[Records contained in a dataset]
+++
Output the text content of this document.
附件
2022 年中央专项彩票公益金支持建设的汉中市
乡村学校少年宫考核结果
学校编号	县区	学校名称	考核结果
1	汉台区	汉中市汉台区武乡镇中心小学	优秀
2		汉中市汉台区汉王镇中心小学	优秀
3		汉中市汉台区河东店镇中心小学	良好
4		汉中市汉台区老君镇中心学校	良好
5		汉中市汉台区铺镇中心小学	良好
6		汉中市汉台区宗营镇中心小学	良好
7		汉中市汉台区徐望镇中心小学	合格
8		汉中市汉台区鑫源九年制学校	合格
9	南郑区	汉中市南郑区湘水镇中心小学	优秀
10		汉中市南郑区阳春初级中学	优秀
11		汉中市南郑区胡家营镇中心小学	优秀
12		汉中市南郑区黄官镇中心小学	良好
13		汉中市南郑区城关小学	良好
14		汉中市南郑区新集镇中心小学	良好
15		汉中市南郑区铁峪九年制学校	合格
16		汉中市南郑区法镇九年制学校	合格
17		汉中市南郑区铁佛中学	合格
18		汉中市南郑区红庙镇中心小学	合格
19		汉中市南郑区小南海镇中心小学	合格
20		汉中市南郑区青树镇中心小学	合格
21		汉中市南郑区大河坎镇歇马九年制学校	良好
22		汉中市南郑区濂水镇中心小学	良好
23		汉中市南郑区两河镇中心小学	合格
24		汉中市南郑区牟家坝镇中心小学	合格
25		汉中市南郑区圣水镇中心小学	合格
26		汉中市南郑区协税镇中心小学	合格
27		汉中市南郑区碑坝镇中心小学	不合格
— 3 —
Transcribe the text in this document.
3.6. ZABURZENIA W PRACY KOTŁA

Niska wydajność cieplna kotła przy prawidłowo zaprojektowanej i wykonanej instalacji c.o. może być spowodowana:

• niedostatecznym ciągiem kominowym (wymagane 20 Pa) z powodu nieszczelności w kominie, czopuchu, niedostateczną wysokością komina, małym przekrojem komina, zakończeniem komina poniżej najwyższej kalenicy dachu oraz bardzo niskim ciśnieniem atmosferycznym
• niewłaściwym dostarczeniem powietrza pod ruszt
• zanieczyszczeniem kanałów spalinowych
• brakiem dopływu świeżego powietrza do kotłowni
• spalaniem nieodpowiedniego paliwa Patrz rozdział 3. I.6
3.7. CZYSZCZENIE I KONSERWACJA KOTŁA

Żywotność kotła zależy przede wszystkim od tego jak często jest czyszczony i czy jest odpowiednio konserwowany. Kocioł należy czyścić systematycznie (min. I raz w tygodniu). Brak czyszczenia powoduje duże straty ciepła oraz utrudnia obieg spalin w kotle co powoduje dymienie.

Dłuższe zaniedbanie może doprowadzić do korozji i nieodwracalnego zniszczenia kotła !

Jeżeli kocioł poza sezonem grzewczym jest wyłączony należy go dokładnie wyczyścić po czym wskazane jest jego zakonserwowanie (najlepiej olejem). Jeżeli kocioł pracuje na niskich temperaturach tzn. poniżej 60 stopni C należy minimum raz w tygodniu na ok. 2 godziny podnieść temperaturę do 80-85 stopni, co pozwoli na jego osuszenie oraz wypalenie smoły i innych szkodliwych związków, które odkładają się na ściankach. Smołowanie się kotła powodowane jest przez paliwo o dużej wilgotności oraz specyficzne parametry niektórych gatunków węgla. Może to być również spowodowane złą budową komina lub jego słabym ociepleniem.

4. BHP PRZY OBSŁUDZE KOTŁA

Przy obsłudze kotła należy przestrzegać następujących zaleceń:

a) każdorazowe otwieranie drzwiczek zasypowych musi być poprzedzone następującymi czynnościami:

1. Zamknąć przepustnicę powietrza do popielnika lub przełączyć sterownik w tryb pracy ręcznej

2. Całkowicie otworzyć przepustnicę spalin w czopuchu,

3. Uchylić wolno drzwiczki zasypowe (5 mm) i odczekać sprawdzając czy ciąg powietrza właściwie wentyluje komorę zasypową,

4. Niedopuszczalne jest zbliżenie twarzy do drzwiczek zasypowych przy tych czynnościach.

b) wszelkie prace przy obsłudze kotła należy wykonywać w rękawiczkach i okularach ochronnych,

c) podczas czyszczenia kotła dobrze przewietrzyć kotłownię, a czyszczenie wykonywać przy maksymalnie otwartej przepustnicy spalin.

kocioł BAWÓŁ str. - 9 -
+++
→ **Challenge**
Pick out every line holding the string "komina" and return it.

→ **Expected answer**
• niedostatecznym ciągiem kominowym (wymagane 20 Pa) z powodu nieszczelności w kominie, czopuchu, niedostateczną wysokością komina, małym przekrojem komina, zakończeniem komina poniżej najwyższej kalenicy dachu oraz bardzo niskim ciśnieniem atmosferycznym
Jeżeli kocioł poza sezonem grzewczym jest wyłączony należy go dokładnie wyczyścić po czym wskazane jest jego zakonserwowanie (najlepiej olejem). Jeżeli kocioł pracuje na niskich temperaturach tzn. poniżej 60 stopni C należy minimum raz w tygodniu na ok. 2 godziny podnieść temperaturę do 80-85 stopni, co pozwoli na jego osuszenie oraz wypalenie smoły i innych szkodliwych związków, które odkładają się na ściankach. Smołowanie się kotła powodowane jest przez paliwo o dużej wilgotności oraz specyficzne parametry niektórych gatunków węgla. Może to być również spowodowane złą budową komina lub jego słabym ociepleniem.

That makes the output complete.